## WHAT THE EXERCISE ASKS
Pick out every line with the word "path" and copy it.

[start EXTRACTED RECORDS]

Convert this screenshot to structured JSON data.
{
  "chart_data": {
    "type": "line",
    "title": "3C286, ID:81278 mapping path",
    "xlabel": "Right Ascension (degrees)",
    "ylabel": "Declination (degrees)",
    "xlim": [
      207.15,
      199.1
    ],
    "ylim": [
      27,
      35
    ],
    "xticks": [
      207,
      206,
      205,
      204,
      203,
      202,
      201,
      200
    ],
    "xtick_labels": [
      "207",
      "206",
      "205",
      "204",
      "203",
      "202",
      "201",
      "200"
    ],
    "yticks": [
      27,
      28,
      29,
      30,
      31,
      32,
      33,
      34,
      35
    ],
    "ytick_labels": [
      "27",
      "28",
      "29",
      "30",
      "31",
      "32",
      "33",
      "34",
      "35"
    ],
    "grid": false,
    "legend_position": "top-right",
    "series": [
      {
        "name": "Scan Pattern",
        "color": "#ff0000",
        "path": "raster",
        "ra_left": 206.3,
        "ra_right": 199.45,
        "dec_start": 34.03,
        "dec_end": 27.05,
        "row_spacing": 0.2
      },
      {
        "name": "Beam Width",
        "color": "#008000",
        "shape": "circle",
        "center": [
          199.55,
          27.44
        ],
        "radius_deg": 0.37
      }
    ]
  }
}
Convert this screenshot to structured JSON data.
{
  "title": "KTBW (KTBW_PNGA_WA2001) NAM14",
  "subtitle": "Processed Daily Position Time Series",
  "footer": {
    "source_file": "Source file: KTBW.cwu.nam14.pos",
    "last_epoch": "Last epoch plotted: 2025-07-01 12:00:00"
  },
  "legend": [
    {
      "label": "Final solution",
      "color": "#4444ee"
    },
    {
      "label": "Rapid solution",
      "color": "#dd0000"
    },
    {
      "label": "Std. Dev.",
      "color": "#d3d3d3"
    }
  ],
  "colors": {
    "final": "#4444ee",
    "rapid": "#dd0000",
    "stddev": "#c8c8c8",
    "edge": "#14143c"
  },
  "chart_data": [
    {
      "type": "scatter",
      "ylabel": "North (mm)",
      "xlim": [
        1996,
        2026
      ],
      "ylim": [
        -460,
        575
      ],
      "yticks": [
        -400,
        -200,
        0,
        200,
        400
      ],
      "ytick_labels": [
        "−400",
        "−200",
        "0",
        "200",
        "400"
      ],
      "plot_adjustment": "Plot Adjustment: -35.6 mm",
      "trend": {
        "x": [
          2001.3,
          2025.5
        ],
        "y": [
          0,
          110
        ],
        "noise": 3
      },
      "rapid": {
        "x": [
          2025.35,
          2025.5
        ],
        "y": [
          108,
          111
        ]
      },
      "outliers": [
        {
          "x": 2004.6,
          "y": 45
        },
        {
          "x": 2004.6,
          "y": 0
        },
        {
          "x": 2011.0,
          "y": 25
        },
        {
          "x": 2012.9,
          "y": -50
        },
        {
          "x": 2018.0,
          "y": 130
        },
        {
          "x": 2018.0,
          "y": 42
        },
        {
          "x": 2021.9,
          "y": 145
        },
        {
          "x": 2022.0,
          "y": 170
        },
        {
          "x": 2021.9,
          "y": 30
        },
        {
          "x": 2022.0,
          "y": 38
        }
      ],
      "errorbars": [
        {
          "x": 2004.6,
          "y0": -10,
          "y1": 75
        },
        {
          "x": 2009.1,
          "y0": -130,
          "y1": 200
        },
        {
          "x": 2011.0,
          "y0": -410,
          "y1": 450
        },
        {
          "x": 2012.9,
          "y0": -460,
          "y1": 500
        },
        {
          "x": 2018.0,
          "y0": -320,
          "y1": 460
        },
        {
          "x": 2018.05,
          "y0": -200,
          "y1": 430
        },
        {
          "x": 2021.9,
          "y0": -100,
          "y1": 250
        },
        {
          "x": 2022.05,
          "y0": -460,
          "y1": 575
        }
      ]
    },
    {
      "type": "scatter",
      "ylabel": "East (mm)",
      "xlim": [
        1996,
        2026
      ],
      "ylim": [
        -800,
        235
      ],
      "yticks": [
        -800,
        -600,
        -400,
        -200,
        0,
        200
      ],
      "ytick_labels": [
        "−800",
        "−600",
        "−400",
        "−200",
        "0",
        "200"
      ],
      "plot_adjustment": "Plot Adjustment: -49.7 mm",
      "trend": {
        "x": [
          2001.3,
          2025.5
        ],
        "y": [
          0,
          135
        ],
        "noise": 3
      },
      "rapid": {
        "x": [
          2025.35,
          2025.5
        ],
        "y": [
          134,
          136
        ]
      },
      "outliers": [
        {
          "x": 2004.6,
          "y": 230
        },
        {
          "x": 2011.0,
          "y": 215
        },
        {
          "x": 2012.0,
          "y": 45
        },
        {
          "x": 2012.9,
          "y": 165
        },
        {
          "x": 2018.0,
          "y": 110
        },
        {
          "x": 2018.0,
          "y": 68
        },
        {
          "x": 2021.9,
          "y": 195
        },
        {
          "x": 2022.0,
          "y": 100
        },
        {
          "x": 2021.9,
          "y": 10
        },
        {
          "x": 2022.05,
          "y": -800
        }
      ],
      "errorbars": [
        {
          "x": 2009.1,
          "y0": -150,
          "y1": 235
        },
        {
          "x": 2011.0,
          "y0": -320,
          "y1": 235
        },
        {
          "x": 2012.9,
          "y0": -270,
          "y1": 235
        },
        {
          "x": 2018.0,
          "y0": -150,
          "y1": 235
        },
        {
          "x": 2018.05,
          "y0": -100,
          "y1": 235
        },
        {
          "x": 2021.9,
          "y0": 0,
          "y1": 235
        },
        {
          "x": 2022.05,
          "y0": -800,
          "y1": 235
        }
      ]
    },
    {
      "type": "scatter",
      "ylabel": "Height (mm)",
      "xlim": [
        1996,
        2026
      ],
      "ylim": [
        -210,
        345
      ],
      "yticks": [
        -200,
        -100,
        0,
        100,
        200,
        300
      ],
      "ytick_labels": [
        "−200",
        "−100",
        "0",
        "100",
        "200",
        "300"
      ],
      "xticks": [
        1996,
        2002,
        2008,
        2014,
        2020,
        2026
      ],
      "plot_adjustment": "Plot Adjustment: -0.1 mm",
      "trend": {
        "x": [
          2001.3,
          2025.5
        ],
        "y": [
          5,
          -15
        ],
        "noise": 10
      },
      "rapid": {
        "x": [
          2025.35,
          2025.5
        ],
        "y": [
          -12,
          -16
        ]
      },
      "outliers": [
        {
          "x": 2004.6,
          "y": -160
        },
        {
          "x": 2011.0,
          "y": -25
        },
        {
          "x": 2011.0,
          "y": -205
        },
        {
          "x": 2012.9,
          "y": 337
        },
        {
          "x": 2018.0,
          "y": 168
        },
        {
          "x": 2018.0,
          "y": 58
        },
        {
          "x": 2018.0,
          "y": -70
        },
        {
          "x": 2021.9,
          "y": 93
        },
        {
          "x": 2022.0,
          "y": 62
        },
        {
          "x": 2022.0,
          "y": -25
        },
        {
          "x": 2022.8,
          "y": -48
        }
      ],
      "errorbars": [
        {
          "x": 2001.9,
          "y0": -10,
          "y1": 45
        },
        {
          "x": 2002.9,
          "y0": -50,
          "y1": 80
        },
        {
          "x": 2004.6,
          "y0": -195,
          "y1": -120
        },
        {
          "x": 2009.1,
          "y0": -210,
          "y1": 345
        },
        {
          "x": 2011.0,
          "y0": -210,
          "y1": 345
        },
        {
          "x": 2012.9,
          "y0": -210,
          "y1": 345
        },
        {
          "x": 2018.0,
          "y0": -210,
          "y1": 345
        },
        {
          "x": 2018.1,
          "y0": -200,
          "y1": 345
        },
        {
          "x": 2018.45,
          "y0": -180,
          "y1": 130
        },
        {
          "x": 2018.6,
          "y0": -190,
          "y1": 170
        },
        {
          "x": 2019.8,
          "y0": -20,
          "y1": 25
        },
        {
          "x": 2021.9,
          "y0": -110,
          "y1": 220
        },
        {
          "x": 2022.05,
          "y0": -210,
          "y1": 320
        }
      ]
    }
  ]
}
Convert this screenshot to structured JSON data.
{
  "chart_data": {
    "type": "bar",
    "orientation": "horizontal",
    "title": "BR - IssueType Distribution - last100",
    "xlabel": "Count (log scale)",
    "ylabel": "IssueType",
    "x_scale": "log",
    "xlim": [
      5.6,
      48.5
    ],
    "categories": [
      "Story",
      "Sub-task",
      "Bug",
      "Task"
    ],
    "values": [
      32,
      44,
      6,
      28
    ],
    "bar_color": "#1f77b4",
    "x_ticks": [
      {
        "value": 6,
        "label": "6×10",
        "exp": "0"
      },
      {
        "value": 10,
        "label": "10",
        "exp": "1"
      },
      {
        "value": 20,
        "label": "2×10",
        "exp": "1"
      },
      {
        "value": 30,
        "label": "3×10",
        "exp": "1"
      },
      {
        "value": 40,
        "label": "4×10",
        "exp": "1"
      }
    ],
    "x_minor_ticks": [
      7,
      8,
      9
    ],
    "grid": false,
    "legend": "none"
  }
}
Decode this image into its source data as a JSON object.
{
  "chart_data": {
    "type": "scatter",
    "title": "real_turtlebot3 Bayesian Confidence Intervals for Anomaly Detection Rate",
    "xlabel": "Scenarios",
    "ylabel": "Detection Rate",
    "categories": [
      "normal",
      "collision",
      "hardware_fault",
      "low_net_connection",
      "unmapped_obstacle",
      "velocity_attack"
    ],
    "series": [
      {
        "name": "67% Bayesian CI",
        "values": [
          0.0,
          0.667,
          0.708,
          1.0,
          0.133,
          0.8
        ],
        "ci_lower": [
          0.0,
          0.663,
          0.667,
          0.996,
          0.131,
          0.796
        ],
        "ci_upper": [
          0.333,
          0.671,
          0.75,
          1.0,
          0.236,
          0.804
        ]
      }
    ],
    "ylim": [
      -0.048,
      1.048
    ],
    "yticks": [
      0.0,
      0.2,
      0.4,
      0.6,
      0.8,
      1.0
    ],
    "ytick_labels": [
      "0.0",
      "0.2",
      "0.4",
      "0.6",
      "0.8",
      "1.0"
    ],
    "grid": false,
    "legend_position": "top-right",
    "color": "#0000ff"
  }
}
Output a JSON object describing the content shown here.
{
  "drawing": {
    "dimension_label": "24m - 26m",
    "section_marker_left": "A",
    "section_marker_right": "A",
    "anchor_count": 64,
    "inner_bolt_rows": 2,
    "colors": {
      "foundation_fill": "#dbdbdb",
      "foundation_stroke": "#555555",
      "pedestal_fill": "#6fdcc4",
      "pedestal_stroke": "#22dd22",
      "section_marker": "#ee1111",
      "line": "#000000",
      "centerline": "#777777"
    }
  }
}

[end EXTRACTED RECORDS]

## TASK OUTPUT
    "title": "3C286, ID:81278 mapping path",
        "path": "raster",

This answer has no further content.